Short problem
Within the records that follow, find every line containing the string "index". Copy those lines.

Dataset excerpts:
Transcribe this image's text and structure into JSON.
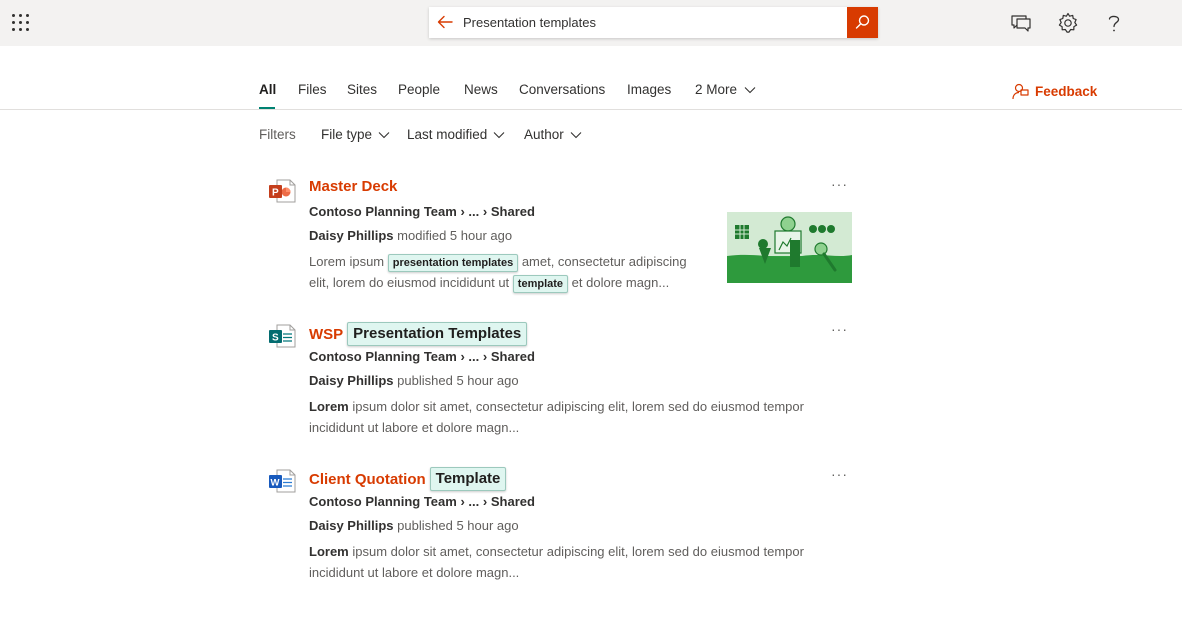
{
  "search": {
    "query": "Presentation templates"
  },
  "tabs": [
    {
      "label": "All"
    },
    {
      "label": "Files"
    },
    {
      "label": "Sites"
    },
    {
      "label": "People"
    },
    {
      "label": "News"
    },
    {
      "label": "Conversations"
    },
    {
      "label": "Images"
    },
    {
      "label": "2 More"
    }
  ],
  "feedback_label": "Feedback",
  "filters": {
    "label": "Filters",
    "items": [
      {
        "label": "File type"
      },
      {
        "label": "Last modified"
      },
      {
        "label": "Author"
      }
    ]
  },
  "results": [
    {
      "file_type": "powerpoint",
      "title": "Master Deck",
      "path_site": "Contoso Planning Team",
      "path_sep": "›",
      "path_ellipsis": "...",
      "path_folder": "Shared",
      "author_name": "Daisy Phillips",
      "action": "modified 5 hour ago",
      "snippet_pre": "Lorem ipsum",
      "snippet_hl1": "presentation templates",
      "snippet_mid1": "amet, consectetur adipiscing",
      "snippet_mid2": "elit, lorem do eiusmod incididunt ut",
      "snippet_hl2": "template",
      "snippet_post": "et dolore magn..."
    },
    {
      "file_type": "sharepoint",
      "title_plain": "WSP",
      "title_hl": "Presentation Templates",
      "path_site": "Contoso Planning Team",
      "path_ellipsis": "...",
      "path_folder": "Shared",
      "author_name": "Daisy Phillips",
      "action": "published 5 hour ago",
      "snippet_bold": "Lorem",
      "snippet_line1": "ipsum dolor sit amet, consectetur adipiscing elit, lorem sed do eiusmod tempor",
      "snippet_line2": "incididunt ut labore et dolore magn..."
    },
    {
      "file_type": "word",
      "title_plain": "Client Quotation",
      "title_hl": "Template",
      "path_site": "Contoso Planning Team",
      "path_ellipsis": "...",
      "path_folder": "Shared",
      "author_name": "Daisy Phillips",
      "action": "published 5 hour ago",
      "snippet_bold": "Lorem",
      "snippet_line1": "ipsum dolor sit amet, consectetur adipiscing elit, lorem sed do eiusmod tempor",
      "snippet_line2": "incididunt ut labore et dolore magn..."
    }
  ],
  "more_label": "···",
  "icons": {
    "waffle": "app-launcher-icon",
    "back": "arrow-left-icon",
    "search": "search-icon",
    "chat": "chat-icon",
    "settings": "gear-icon",
    "help": "help-icon",
    "feedback": "feedback-icon",
    "chevron": "chevron-down-icon"
  },
  "colors": {
    "accent": "#d83b01",
    "tab_underline": "#008272",
    "highlight_bg": "#dff6f0",
    "thumbnail_green": "#33a343"
  }
}
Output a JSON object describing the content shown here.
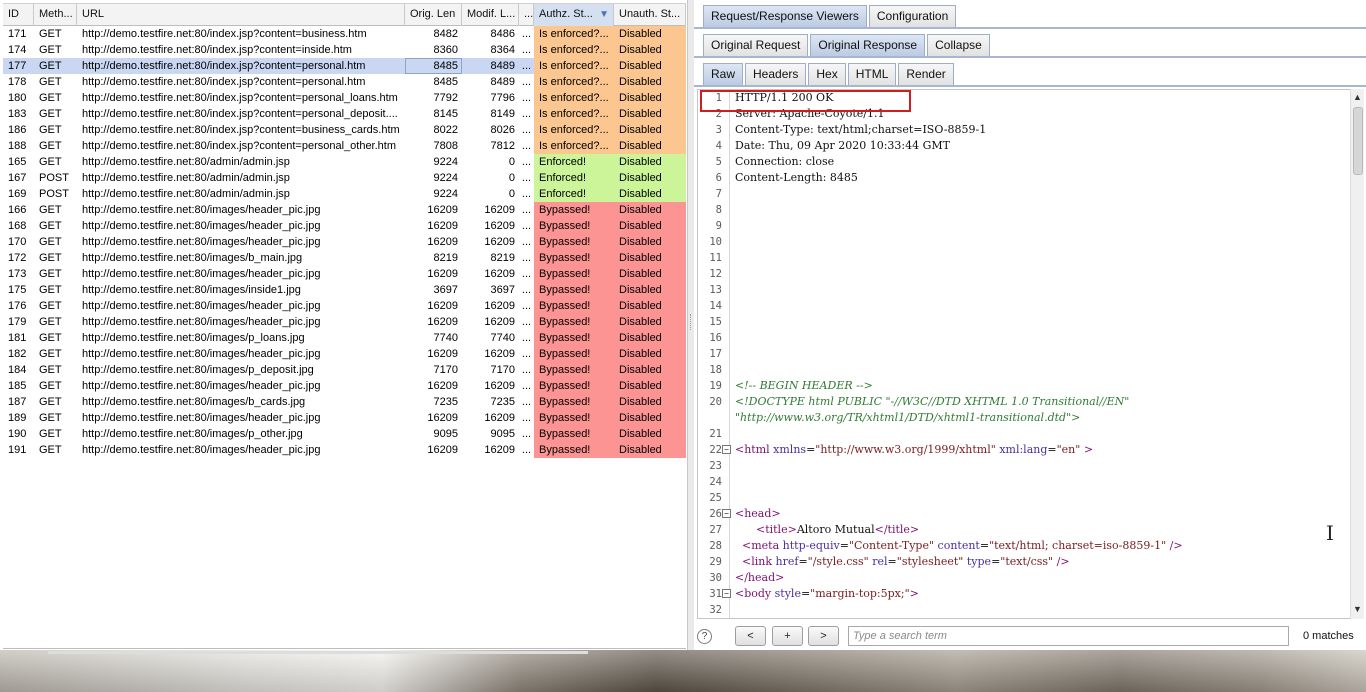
{
  "table": {
    "columns": {
      "id": "ID",
      "method": "Meth...",
      "url": "URL",
      "orig_len": "Orig. Len",
      "modif_len": "Modif. L...",
      "dots": "...",
      "authz": "Authz. St...",
      "unauth": "Unauth. St..."
    },
    "sort_indicator": "▼",
    "rows": [
      {
        "id": "171",
        "method": "GET",
        "url": "http://demo.testfire.net:80/index.jsp?content=business.htm",
        "orig": "8482",
        "modif": "8486",
        "dots": "...",
        "authz": "Is enforced?...",
        "unauth": "Disabled",
        "status": "orange"
      },
      {
        "id": "174",
        "method": "GET",
        "url": "http://demo.testfire.net:80/index.jsp?content=inside.htm",
        "orig": "8360",
        "modif": "8364",
        "dots": "...",
        "authz": "Is enforced?...",
        "unauth": "Disabled",
        "status": "orange"
      },
      {
        "id": "177",
        "method": "GET",
        "url": "http://demo.testfire.net:80/index.jsp?content=personal.htm",
        "orig": "8485",
        "modif": "8489",
        "dots": "...",
        "authz": "Is enforced?...",
        "unauth": "Disabled",
        "status": "orange",
        "selected": true
      },
      {
        "id": "178",
        "method": "GET",
        "url": "http://demo.testfire.net:80/index.jsp?content=personal.htm",
        "orig": "8485",
        "modif": "8489",
        "dots": "...",
        "authz": "Is enforced?...",
        "unauth": "Disabled",
        "status": "orange"
      },
      {
        "id": "180",
        "method": "GET",
        "url": "http://demo.testfire.net:80/index.jsp?content=personal_loans.htm",
        "orig": "7792",
        "modif": "7796",
        "dots": "...",
        "authz": "Is enforced?...",
        "unauth": "Disabled",
        "status": "orange"
      },
      {
        "id": "183",
        "method": "GET",
        "url": "http://demo.testfire.net:80/index.jsp?content=personal_deposit....",
        "orig": "8145",
        "modif": "8149",
        "dots": "...",
        "authz": "Is enforced?...",
        "unauth": "Disabled",
        "status": "orange"
      },
      {
        "id": "186",
        "method": "GET",
        "url": "http://demo.testfire.net:80/index.jsp?content=business_cards.htm",
        "orig": "8022",
        "modif": "8026",
        "dots": "...",
        "authz": "Is enforced?...",
        "unauth": "Disabled",
        "status": "orange"
      },
      {
        "id": "188",
        "method": "GET",
        "url": "http://demo.testfire.net:80/index.jsp?content=personal_other.htm",
        "orig": "7808",
        "modif": "7812",
        "dots": "...",
        "authz": "Is enforced?...",
        "unauth": "Disabled",
        "status": "orange"
      },
      {
        "id": "165",
        "method": "GET",
        "url": "http://demo.testfire.net:80/admin/admin.jsp",
        "orig": "9224",
        "modif": "0",
        "dots": "...",
        "authz": "Enforced!",
        "unauth": "Disabled",
        "status": "green"
      },
      {
        "id": "167",
        "method": "POST",
        "url": "http://demo.testfire.net:80/admin/admin.jsp",
        "orig": "9224",
        "modif": "0",
        "dots": "...",
        "authz": "Enforced!",
        "unauth": "Disabled",
        "status": "green"
      },
      {
        "id": "169",
        "method": "POST",
        "url": "http://demo.testfire.net:80/admin/admin.jsp",
        "orig": "9224",
        "modif": "0",
        "dots": "...",
        "authz": "Enforced!",
        "unauth": "Disabled",
        "status": "green"
      },
      {
        "id": "166",
        "method": "GET",
        "url": "http://demo.testfire.net:80/images/header_pic.jpg",
        "orig": "16209",
        "modif": "16209",
        "dots": "...",
        "authz": "Bypassed!",
        "unauth": "Disabled",
        "status": "red"
      },
      {
        "id": "168",
        "method": "GET",
        "url": "http://demo.testfire.net:80/images/header_pic.jpg",
        "orig": "16209",
        "modif": "16209",
        "dots": "...",
        "authz": "Bypassed!",
        "unauth": "Disabled",
        "status": "red"
      },
      {
        "id": "170",
        "method": "GET",
        "url": "http://demo.testfire.net:80/images/header_pic.jpg",
        "orig": "16209",
        "modif": "16209",
        "dots": "...",
        "authz": "Bypassed!",
        "unauth": "Disabled",
        "status": "red"
      },
      {
        "id": "172",
        "method": "GET",
        "url": "http://demo.testfire.net:80/images/b_main.jpg",
        "orig": "8219",
        "modif": "8219",
        "dots": "...",
        "authz": "Bypassed!",
        "unauth": "Disabled",
        "status": "red"
      },
      {
        "id": "173",
        "method": "GET",
        "url": "http://demo.testfire.net:80/images/header_pic.jpg",
        "orig": "16209",
        "modif": "16209",
        "dots": "...",
        "authz": "Bypassed!",
        "unauth": "Disabled",
        "status": "red"
      },
      {
        "id": "175",
        "method": "GET",
        "url": "http://demo.testfire.net:80/images/inside1.jpg",
        "orig": "3697",
        "modif": "3697",
        "dots": "...",
        "authz": "Bypassed!",
        "unauth": "Disabled",
        "status": "red"
      },
      {
        "id": "176",
        "method": "GET",
        "url": "http://demo.testfire.net:80/images/header_pic.jpg",
        "orig": "16209",
        "modif": "16209",
        "dots": "...",
        "authz": "Bypassed!",
        "unauth": "Disabled",
        "status": "red"
      },
      {
        "id": "179",
        "method": "GET",
        "url": "http://demo.testfire.net:80/images/header_pic.jpg",
        "orig": "16209",
        "modif": "16209",
        "dots": "...",
        "authz": "Bypassed!",
        "unauth": "Disabled",
        "status": "red"
      },
      {
        "id": "181",
        "method": "GET",
        "url": "http://demo.testfire.net:80/images/p_loans.jpg",
        "orig": "7740",
        "modif": "7740",
        "dots": "...",
        "authz": "Bypassed!",
        "unauth": "Disabled",
        "status": "red"
      },
      {
        "id": "182",
        "method": "GET",
        "url": "http://demo.testfire.net:80/images/header_pic.jpg",
        "orig": "16209",
        "modif": "16209",
        "dots": "...",
        "authz": "Bypassed!",
        "unauth": "Disabled",
        "status": "red"
      },
      {
        "id": "184",
        "method": "GET",
        "url": "http://demo.testfire.net:80/images/p_deposit.jpg",
        "orig": "7170",
        "modif": "7170",
        "dots": "...",
        "authz": "Bypassed!",
        "unauth": "Disabled",
        "status": "red"
      },
      {
        "id": "185",
        "method": "GET",
        "url": "http://demo.testfire.net:80/images/header_pic.jpg",
        "orig": "16209",
        "modif": "16209",
        "dots": "...",
        "authz": "Bypassed!",
        "unauth": "Disabled",
        "status": "red"
      },
      {
        "id": "187",
        "method": "GET",
        "url": "http://demo.testfire.net:80/images/b_cards.jpg",
        "orig": "7235",
        "modif": "7235",
        "dots": "...",
        "authz": "Bypassed!",
        "unauth": "Disabled",
        "status": "red"
      },
      {
        "id": "189",
        "method": "GET",
        "url": "http://demo.testfire.net:80/images/header_pic.jpg",
        "orig": "16209",
        "modif": "16209",
        "dots": "...",
        "authz": "Bypassed!",
        "unauth": "Disabled",
        "status": "red"
      },
      {
        "id": "190",
        "method": "GET",
        "url": "http://demo.testfire.net:80/images/p_other.jpg",
        "orig": "9095",
        "modif": "9095",
        "dots": "...",
        "authz": "Bypassed!",
        "unauth": "Disabled",
        "status": "red"
      },
      {
        "id": "191",
        "method": "GET",
        "url": "http://demo.testfire.net:80/images/header_pic.jpg",
        "orig": "16209",
        "modif": "16209",
        "dots": "...",
        "authz": "Bypassed!",
        "unauth": "Disabled",
        "status": "red"
      }
    ]
  },
  "status_colors": {
    "orange": "#fbc690",
    "green": "#ccf599",
    "red": "#fd9494",
    "selected": "#c9d7f2"
  },
  "tabs": {
    "outer": [
      {
        "label": "Request/Response Viewers",
        "active": true
      },
      {
        "label": "Configuration",
        "active": false
      }
    ],
    "response": [
      {
        "label": "Original Request",
        "active": false
      },
      {
        "label": "Original Response",
        "active": true
      },
      {
        "label": "Collapse",
        "active": false
      }
    ],
    "view": [
      {
        "label": "Raw",
        "active": true
      },
      {
        "label": "Headers",
        "active": false
      },
      {
        "label": "Hex",
        "active": false
      },
      {
        "label": "HTML",
        "active": false
      },
      {
        "label": "Render",
        "active": false
      }
    ]
  },
  "editor": {
    "lines": [
      {
        "n": "1",
        "segs": [
          [
            "plain",
            "HTTP/1.1 200 OK"
          ]
        ]
      },
      {
        "n": "2",
        "segs": [
          [
            "plain",
            "Server: Apache-Coyote/1.1"
          ]
        ]
      },
      {
        "n": "3",
        "segs": [
          [
            "plain",
            "Content-Type: text/html;charset=ISO-8859-1"
          ]
        ]
      },
      {
        "n": "4",
        "segs": [
          [
            "plain",
            "Date: Thu, 09 Apr 2020 10:33:44 GMT"
          ]
        ]
      },
      {
        "n": "5",
        "segs": [
          [
            "plain",
            "Connection: close"
          ]
        ]
      },
      {
        "n": "6",
        "segs": [
          [
            "plain",
            "Content-Length: 8485"
          ]
        ]
      },
      {
        "n": "7",
        "segs": []
      },
      {
        "n": "8",
        "segs": []
      },
      {
        "n": "9",
        "segs": []
      },
      {
        "n": "10",
        "segs": []
      },
      {
        "n": "11",
        "segs": []
      },
      {
        "n": "12",
        "segs": []
      },
      {
        "n": "13",
        "segs": []
      },
      {
        "n": "14",
        "segs": []
      },
      {
        "n": "15",
        "segs": []
      },
      {
        "n": "16",
        "segs": []
      },
      {
        "n": "17",
        "segs": []
      },
      {
        "n": "18",
        "segs": []
      },
      {
        "n": "19",
        "segs": [
          [
            "comment",
            "<!-- BEGIN HEADER -->"
          ]
        ]
      },
      {
        "n": "20",
        "segs": [
          [
            "comment",
            "<!DOCTYPE html PUBLIC \"-//W3C//DTD XHTML 1.0 Transitional//EN\""
          ]
        ]
      },
      {
        "n": "",
        "segs": [
          [
            "comment",
            "\"http://www.w3.org/TR/xhtml1/DTD/xhtml1-transitional.dtd\">"
          ]
        ]
      },
      {
        "n": "21",
        "segs": []
      },
      {
        "n": "22",
        "fold": "−",
        "segs": [
          [
            "tag",
            "<html "
          ],
          [
            "attr",
            "xmlns"
          ],
          [
            "plain",
            "="
          ],
          [
            "val",
            "\"http://www.w3.org/1999/xhtml\""
          ],
          [
            "plain",
            " "
          ],
          [
            "attr",
            "xml:lang"
          ],
          [
            "plain",
            "="
          ],
          [
            "val",
            "\"en\""
          ],
          [
            "tag",
            " >"
          ]
        ]
      },
      {
        "n": "23",
        "segs": []
      },
      {
        "n": "24",
        "segs": []
      },
      {
        "n": "25",
        "segs": []
      },
      {
        "n": "26",
        "fold": "−",
        "segs": [
          [
            "tag",
            "<head>"
          ]
        ]
      },
      {
        "n": "27",
        "segs": [
          [
            "plain",
            "      "
          ],
          [
            "tag",
            "<title>"
          ],
          [
            "plain",
            "Altoro Mutual"
          ],
          [
            "tag",
            "</title>"
          ]
        ]
      },
      {
        "n": "28",
        "segs": [
          [
            "plain",
            "  "
          ],
          [
            "tag",
            "<meta "
          ],
          [
            "attr",
            "http-equiv"
          ],
          [
            "plain",
            "="
          ],
          [
            "val",
            "\"Content-Type\""
          ],
          [
            "plain",
            " "
          ],
          [
            "attr",
            "content"
          ],
          [
            "plain",
            "="
          ],
          [
            "val",
            "\"text/html; charset=iso-8859-1\""
          ],
          [
            "tag",
            " />"
          ]
        ]
      },
      {
        "n": "29",
        "segs": [
          [
            "plain",
            "  "
          ],
          [
            "tag",
            "<link "
          ],
          [
            "attr",
            "href"
          ],
          [
            "plain",
            "="
          ],
          [
            "val",
            "\"/style.css\""
          ],
          [
            "plain",
            " "
          ],
          [
            "attr",
            "rel"
          ],
          [
            "plain",
            "="
          ],
          [
            "val",
            "\"stylesheet\""
          ],
          [
            "plain",
            " "
          ],
          [
            "attr",
            "type"
          ],
          [
            "plain",
            "="
          ],
          [
            "val",
            "\"text/css\""
          ],
          [
            "tag",
            " />"
          ]
        ]
      },
      {
        "n": "30",
        "segs": [
          [
            "tag",
            "</head>"
          ]
        ]
      },
      {
        "n": "31",
        "fold": "−",
        "segs": [
          [
            "tag",
            "<body "
          ],
          [
            "attr",
            "style"
          ],
          [
            "plain",
            "="
          ],
          [
            "val",
            "\"margin-top:5px;\""
          ],
          [
            "tag",
            ">"
          ]
        ]
      },
      {
        "n": "32",
        "segs": []
      }
    ]
  },
  "search": {
    "help_icon": "?",
    "prev_label": "<",
    "plus_label": "+",
    "next_label": ">",
    "placeholder": "Type a search term",
    "value": "",
    "matches": "0 matches"
  },
  "scrollbar": {
    "up_icon": "▲",
    "down_icon": "▼"
  },
  "cursor_glyph": "I"
}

Result of this exercise
        "url": "http://demo.testfire.net:80/index.jsp?content=business.htm",
        "url": "http://demo.testfire.net:80/index.jsp?content=inside.htm",
        "url": "http://demo.testfire.net:80/index.jsp?content=personal.htm",
        "url": "http://demo.testfire.net:80/index.jsp?content=personal.htm",
        "url": "http://demo.testfire.net:80/index.jsp?content=personal_loans.htm",
        "url": "http://demo.testfire.net:80/index.jsp?content=personal_deposit....",
        "url": "http://demo.testfire.net:80/index.jsp?content=business_cards.htm",
        "url": "http://demo.testfire.net:80/index.jsp?content=personal_other.htm",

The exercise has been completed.